___ EXERCISE MATERIAL ___

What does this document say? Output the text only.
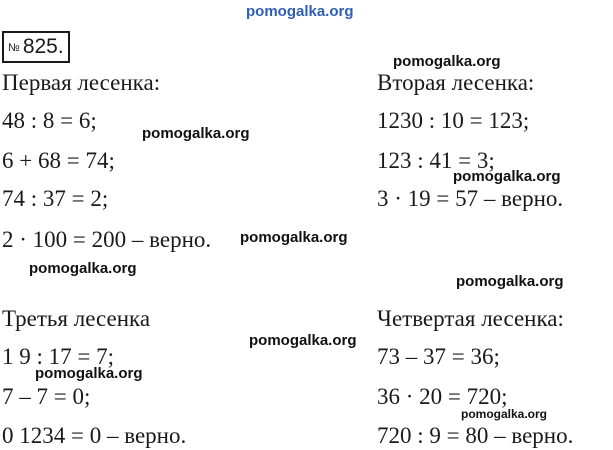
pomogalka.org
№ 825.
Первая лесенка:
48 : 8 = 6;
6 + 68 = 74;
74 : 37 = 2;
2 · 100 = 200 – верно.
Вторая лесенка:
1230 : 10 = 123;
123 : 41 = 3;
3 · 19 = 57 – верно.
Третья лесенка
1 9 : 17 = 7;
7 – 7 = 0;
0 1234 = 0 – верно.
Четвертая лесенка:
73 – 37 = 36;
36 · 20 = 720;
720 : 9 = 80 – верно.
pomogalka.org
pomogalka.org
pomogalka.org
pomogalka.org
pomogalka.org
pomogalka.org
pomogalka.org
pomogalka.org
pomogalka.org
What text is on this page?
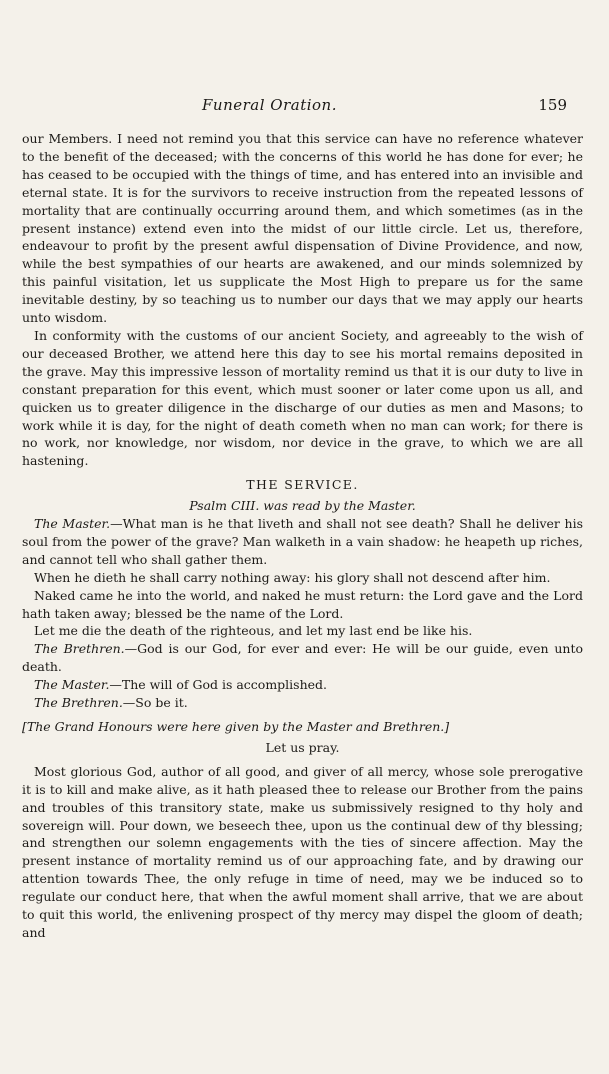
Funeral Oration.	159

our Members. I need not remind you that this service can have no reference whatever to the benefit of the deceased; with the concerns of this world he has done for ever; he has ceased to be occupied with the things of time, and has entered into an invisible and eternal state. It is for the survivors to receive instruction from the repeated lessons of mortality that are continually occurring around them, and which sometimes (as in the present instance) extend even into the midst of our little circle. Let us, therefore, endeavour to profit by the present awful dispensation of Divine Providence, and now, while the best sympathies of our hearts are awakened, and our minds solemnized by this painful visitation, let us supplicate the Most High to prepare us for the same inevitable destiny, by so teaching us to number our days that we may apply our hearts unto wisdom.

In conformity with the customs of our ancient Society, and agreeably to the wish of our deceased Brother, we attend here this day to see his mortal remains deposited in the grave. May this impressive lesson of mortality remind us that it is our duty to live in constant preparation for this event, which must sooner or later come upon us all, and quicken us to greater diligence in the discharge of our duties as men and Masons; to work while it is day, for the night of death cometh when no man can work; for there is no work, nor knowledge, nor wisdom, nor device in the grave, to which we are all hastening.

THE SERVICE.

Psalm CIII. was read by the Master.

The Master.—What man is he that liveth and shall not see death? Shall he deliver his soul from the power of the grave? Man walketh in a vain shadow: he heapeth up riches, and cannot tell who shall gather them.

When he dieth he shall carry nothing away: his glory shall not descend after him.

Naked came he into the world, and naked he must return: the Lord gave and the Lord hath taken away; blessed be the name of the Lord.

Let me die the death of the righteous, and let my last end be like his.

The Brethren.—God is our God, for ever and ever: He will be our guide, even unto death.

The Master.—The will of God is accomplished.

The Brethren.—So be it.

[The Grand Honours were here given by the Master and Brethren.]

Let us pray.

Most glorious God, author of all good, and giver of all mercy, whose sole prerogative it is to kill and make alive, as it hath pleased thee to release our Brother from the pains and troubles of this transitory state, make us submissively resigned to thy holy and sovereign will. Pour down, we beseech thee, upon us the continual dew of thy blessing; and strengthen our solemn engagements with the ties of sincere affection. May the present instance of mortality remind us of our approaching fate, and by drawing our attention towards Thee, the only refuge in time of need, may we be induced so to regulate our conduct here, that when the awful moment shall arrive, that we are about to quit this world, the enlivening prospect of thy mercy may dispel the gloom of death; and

___

Write out all the entries exactly, except for the pictures.

What does this document say? Output the text only.
pomogalka.org
№ 825.
Первая лесенка:
48 : 8 = 6;
6 + 68 = 74;
74 : 37 = 2;
2 · 100 = 200 – верно.
Вторая лесенка:
1230 : 10 = 123;
123 : 41 = 3;
3 · 19 = 57 – верно.
Третья лесенка
1 9 : 17 = 7;
7 – 7 = 0;
0 1234 = 0 – верно.
Четвертая лесенка:
73 – 37 = 36;
36 · 20 = 720;
720 : 9 = 80 – верно.
pomogalka.org
pomogalka.org
pomogalka.org
pomogalka.org
pomogalka.org
pomogalka.org
pomogalka.org
pomogalka.org
pomogalka.org
What text is on this page?
Funeral Oration.	159

our Members. I need not remind you that this service can have no reference whatever to the benefit of the deceased; with the concerns of this world he has done for ever; he has ceased to be occupied with the things of time, and has entered into an invisible and eternal state. It is for the survivors to receive instruction from the repeated lessons of mortality that are continually occurring around them, and which sometimes (as in the present instance) extend even into the midst of our little circle. Let us, therefore, endeavour to profit by the present awful dispensation of Divine Providence, and now, while the best sympathies of our hearts are awakened, and our minds solemnized by this painful visitation, let us supplicate the Most High to prepare us for the same inevitable destiny, by so teaching us to number our days that we may apply our hearts unto wisdom.

In conformity with the customs of our ancient Society, and agreeably to the wish of our deceased Brother, we attend here this day to see his mortal remains deposited in the grave. May this impressive lesson of mortality remind us that it is our duty to live in constant preparation for this event, which must sooner or later come upon us all, and quicken us to greater diligence in the discharge of our duties as men and Masons; to work while it is day, for the night of death cometh when no man can work; for there is no work, nor knowledge, nor wisdom, nor device in the grave, to which we are all hastening.

THE SERVICE.

Psalm CIII. was read by the Master.

The Master.—What man is he that liveth and shall not see death? Shall he deliver his soul from the power of the grave? Man walketh in a vain shadow: he heapeth up riches, and cannot tell who shall gather them.

When he dieth he shall carry nothing away: his glory shall not descend after him.

Naked came he into the world, and naked he must return: the Lord gave and the Lord hath taken away; blessed be the name of the Lord.

Let me die the death of the righteous, and let my last end be like his.

The Brethren.—God is our God, for ever and ever: He will be our guide, even unto death.

The Master.—The will of God is accomplished.

The Brethren.—So be it.

[The Grand Honours were here given by the Master and Brethren.]

Let us pray.

Most glorious God, author of all good, and giver of all mercy, whose sole prerogative it is to kill and make alive, as it hath pleased thee to release our Brother from the pains and troubles of this transitory state, make us submissively resigned to thy holy and sovereign will. Pour down, we beseech thee, upon us the continual dew of thy blessing; and strengthen our solemn engagements with the ties of sincere affection. May the present instance of mortality remind us of our approaching fate, and by drawing our attention towards Thee, the only refuge in time of need, may we be induced so to regulate our conduct here, that when the awful moment shall arrive, that we are about to quit this world, the enlivening prospect of thy mercy may dispel the gloom of death; and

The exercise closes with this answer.